> _OBJECTIVE_:
List every line in this data where the string "Statens" occurs.

> _SUPPLIED DATA_:
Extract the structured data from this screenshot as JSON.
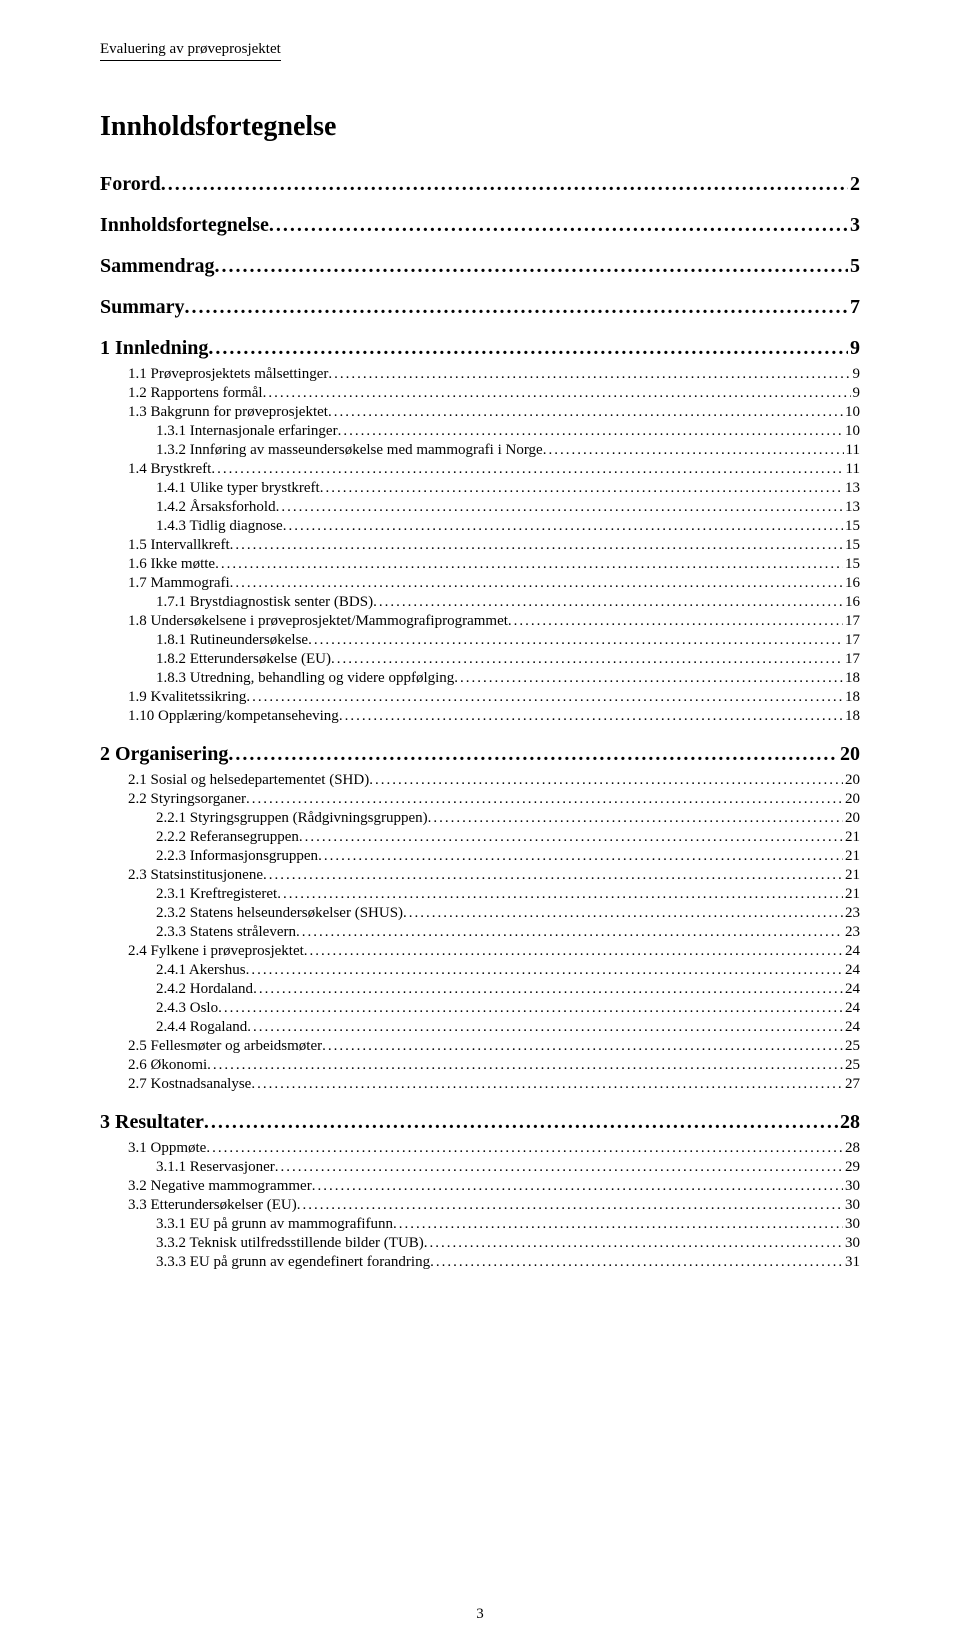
{
  "header": "Evaluering av prøveprosjektet",
  "title": "Innholdsfortegnelse",
  "footerPage": "3",
  "toc": [
    {
      "level": 1,
      "label": "Forord",
      "page": "2"
    },
    {
      "level": 1,
      "label": "Innholdsfortegnelse",
      "page": "3"
    },
    {
      "level": 1,
      "label": "Sammendrag",
      "page": "5"
    },
    {
      "level": 1,
      "label": "Summary",
      "page": "7"
    },
    {
      "level": 1,
      "label": "1   Innledning",
      "page": "9"
    },
    {
      "level": 2,
      "label": "1.1   Prøveprosjektets målsettinger",
      "page": "9"
    },
    {
      "level": 2,
      "label": "1.2   Rapportens formål",
      "page": "9"
    },
    {
      "level": 2,
      "label": "1.3   Bakgrunn for prøveprosjektet",
      "page": "10"
    },
    {
      "level": 3,
      "label": "1.3.1   Internasjonale erfaringer",
      "page": "10"
    },
    {
      "level": 3,
      "label": "1.3.2   Innføring av masseundersøkelse med mammografi i Norge",
      "page": "11"
    },
    {
      "level": 2,
      "label": "1.4   Brystkreft",
      "page": "11"
    },
    {
      "level": 3,
      "label": "1.4.1   Ulike typer brystkreft",
      "page": "13"
    },
    {
      "level": 3,
      "label": "1.4.2   Årsaksforhold",
      "page": "13"
    },
    {
      "level": 3,
      "label": "1.4.3   Tidlig diagnose",
      "page": "15"
    },
    {
      "level": 2,
      "label": "1.5   Intervallkreft",
      "page": "15"
    },
    {
      "level": 2,
      "label": "1.6   Ikke møtte",
      "page": "15"
    },
    {
      "level": 2,
      "label": "1.7   Mammografi",
      "page": "16"
    },
    {
      "level": 3,
      "label": "1.7.1   Brystdiagnostisk senter (BDS)",
      "page": "16"
    },
    {
      "level": 2,
      "label": "1.8   Undersøkelsene i prøveprosjektet/Mammografiprogrammet",
      "page": "17"
    },
    {
      "level": 3,
      "label": "1.8.1   Rutineundersøkelse",
      "page": "17"
    },
    {
      "level": 3,
      "label": "1.8.2   Etterundersøkelse (EU)",
      "page": "17"
    },
    {
      "level": 3,
      "label": "1.8.3   Utredning, behandling og videre oppfølging",
      "page": "18"
    },
    {
      "level": 2,
      "label": "1.9   Kvalitetssikring",
      "page": "18"
    },
    {
      "level": 2,
      "label": "1.10   Opplæring/kompetanseheving",
      "page": "18"
    },
    {
      "level": 1,
      "label": "2   Organisering",
      "page": "20"
    },
    {
      "level": 2,
      "label": "2.1   Sosial og helsedepartementet (SHD)",
      "page": "20"
    },
    {
      "level": 2,
      "label": "2.2   Styringsorganer",
      "page": "20"
    },
    {
      "level": 3,
      "label": "2.2.1   Styringsgruppen (Rådgivningsgruppen)",
      "page": "20"
    },
    {
      "level": 3,
      "label": "2.2.2   Referansegruppen",
      "page": "21"
    },
    {
      "level": 3,
      "label": "2.2.3   Informasjonsgruppen",
      "page": "21"
    },
    {
      "level": 2,
      "label": "2.3   Statsinstitusjonene",
      "page": "21"
    },
    {
      "level": 3,
      "label": "2.3.1   Kreftregisteret",
      "page": "21"
    },
    {
      "level": 3,
      "label": "2.3.2   Statens helseundersøkelser (SHUS)",
      "page": "23"
    },
    {
      "level": 3,
      "label": "2.3.3   Statens strålevern",
      "page": "23"
    },
    {
      "level": 2,
      "label": "2.4   Fylkene i prøveprosjektet",
      "page": "24"
    },
    {
      "level": 3,
      "label": "2.4.1   Akershus",
      "page": "24"
    },
    {
      "level": 3,
      "label": "2.4.2   Hordaland",
      "page": "24"
    },
    {
      "level": 3,
      "label": "2.4.3   Oslo",
      "page": "24"
    },
    {
      "level": 3,
      "label": "2.4.4   Rogaland",
      "page": "24"
    },
    {
      "level": 2,
      "label": "2.5   Fellesmøter og arbeidsmøter",
      "page": "25"
    },
    {
      "level": 2,
      "label": "2.6   Økonomi",
      "page": "25"
    },
    {
      "level": 2,
      "label": "2.7   Kostnadsanalyse",
      "page": "27"
    },
    {
      "level": 1,
      "label": "3   Resultater",
      "page": "28"
    },
    {
      "level": 2,
      "label": "3.1   Oppmøte",
      "page": "28"
    },
    {
      "level": 3,
      "label": "3.1.1   Reservasjoner",
      "page": "29"
    },
    {
      "level": 2,
      "label": "3.2   Negative mammogrammer",
      "page": "30"
    },
    {
      "level": 2,
      "label": "3.3   Etterundersøkelser (EU)",
      "page": "30"
    },
    {
      "level": 3,
      "label": "3.3.1   EU på grunn av mammografifunn",
      "page": "30"
    },
    {
      "level": 3,
      "label": "3.3.2   Teknisk utilfredsstillende bilder (TUB)",
      "page": "30"
    },
    {
      "level": 3,
      "label": "3.3.3   EU på grunn av egendefinert forandring",
      "page": "31"
    }
  ]
}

> _TASK ANSWER_:
      "label": "2.3.2   Statens helseundersøkelser (SHUS)",
      "label": "2.3.3   Statens strålevern",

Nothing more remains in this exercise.